**Stated exercise:** Which lines hold the word "methodology"? Copy each of them.

### Records for this exercise ###

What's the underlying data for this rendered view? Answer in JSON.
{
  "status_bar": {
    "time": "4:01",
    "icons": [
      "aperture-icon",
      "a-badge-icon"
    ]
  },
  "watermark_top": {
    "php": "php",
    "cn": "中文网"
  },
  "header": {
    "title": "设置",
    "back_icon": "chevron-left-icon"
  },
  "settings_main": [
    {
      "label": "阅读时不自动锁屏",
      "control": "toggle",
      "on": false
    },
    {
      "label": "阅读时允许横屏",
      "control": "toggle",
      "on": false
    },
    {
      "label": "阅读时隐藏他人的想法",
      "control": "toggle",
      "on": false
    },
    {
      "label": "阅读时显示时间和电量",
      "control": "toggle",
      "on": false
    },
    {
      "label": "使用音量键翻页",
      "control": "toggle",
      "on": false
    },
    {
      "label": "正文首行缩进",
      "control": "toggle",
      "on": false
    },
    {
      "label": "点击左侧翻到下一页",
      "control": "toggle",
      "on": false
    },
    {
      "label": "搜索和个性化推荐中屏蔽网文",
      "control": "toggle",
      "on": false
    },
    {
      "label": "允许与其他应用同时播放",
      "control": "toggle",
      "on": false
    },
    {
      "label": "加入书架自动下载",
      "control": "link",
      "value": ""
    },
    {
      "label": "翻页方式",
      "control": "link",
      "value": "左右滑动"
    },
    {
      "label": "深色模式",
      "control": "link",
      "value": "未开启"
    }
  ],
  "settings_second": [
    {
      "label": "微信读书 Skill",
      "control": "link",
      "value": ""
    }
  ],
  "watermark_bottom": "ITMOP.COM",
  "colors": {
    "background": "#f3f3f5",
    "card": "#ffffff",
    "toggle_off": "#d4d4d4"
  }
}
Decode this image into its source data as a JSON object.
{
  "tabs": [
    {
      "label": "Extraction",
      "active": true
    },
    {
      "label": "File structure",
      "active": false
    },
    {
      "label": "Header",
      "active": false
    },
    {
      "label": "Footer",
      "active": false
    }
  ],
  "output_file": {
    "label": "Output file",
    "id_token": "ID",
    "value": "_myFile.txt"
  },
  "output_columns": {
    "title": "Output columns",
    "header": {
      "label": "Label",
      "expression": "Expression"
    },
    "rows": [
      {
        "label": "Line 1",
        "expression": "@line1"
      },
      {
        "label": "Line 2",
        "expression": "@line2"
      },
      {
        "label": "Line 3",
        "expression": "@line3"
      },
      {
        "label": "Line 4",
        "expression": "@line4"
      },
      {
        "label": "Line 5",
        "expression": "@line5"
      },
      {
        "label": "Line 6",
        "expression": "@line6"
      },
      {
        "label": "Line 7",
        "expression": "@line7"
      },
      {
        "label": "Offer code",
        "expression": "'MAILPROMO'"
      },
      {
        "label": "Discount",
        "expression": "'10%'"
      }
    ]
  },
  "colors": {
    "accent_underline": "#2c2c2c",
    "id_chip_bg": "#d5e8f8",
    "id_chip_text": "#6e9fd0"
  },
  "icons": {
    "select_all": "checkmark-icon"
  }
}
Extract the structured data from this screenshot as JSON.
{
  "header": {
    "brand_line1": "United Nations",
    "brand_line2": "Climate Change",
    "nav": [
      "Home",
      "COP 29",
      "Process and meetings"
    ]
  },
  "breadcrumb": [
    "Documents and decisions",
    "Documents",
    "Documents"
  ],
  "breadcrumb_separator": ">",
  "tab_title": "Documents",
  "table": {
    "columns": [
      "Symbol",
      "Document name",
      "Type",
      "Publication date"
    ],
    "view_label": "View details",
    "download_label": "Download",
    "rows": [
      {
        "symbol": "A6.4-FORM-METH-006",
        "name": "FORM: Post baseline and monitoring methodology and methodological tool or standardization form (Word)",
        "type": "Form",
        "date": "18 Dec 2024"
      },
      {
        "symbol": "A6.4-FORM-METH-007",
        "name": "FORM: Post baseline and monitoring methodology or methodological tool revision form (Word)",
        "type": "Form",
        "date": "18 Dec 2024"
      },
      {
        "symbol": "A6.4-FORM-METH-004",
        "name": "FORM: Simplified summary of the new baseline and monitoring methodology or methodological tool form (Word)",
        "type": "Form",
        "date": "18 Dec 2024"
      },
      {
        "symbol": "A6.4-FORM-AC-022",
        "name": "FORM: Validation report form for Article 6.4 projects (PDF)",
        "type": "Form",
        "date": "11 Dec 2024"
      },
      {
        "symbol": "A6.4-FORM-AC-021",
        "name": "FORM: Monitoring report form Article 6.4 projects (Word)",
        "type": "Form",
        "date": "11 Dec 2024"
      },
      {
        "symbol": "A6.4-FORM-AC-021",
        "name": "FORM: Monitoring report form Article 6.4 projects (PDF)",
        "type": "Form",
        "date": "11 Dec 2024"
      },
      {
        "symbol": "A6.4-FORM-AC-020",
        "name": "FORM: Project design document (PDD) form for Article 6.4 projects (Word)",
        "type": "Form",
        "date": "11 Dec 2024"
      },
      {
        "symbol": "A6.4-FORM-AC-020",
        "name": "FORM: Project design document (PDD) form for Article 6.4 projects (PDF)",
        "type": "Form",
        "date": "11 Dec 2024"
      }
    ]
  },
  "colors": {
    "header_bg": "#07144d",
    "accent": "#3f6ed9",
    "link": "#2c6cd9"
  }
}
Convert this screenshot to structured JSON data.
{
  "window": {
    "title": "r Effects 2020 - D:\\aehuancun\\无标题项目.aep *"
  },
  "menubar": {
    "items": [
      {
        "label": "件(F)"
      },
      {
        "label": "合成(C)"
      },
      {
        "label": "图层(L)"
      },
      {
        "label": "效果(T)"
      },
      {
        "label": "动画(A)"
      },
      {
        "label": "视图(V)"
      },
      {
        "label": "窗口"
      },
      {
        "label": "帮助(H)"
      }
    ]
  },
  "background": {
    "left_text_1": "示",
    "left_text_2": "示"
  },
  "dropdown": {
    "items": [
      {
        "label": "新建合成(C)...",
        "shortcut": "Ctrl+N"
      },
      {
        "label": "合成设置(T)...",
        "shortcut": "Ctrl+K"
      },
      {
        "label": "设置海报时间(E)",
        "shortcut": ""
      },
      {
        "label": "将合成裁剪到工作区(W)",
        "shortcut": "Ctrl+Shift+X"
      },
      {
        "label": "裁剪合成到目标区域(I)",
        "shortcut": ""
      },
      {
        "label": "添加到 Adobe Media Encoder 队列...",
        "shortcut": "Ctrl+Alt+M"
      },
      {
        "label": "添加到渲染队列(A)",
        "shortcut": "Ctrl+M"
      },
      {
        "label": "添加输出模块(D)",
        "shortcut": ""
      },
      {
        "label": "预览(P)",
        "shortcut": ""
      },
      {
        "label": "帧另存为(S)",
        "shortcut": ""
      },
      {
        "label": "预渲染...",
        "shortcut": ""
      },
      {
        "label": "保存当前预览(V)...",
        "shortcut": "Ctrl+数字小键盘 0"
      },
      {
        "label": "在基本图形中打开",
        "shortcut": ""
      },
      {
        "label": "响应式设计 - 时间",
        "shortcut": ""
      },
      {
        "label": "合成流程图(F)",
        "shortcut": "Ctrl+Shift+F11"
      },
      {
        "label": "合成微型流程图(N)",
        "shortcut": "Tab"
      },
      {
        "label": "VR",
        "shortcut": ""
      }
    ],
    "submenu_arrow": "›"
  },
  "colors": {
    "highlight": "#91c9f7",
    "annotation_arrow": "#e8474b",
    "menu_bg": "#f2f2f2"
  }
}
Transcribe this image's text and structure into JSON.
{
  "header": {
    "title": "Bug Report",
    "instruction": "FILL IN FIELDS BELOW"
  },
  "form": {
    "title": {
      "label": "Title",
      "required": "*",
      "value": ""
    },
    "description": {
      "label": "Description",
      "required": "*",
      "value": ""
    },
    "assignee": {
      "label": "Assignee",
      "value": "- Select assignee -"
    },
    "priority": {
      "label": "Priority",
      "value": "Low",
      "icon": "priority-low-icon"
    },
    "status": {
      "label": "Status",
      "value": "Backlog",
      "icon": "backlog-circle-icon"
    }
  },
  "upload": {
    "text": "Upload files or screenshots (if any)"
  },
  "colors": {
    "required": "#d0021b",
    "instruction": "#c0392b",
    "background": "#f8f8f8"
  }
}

###

**Result below:**
        "name": "FORM: Post baseline and monitoring methodology and methodological tool or standardization form (Word)",
        "name": "FORM: Post baseline and monitoring methodology or methodological tool revision form (Word)",
        "name": "FORM: Simplified summary of the new baseline and monitoring methodology or methodological tool form (Word)",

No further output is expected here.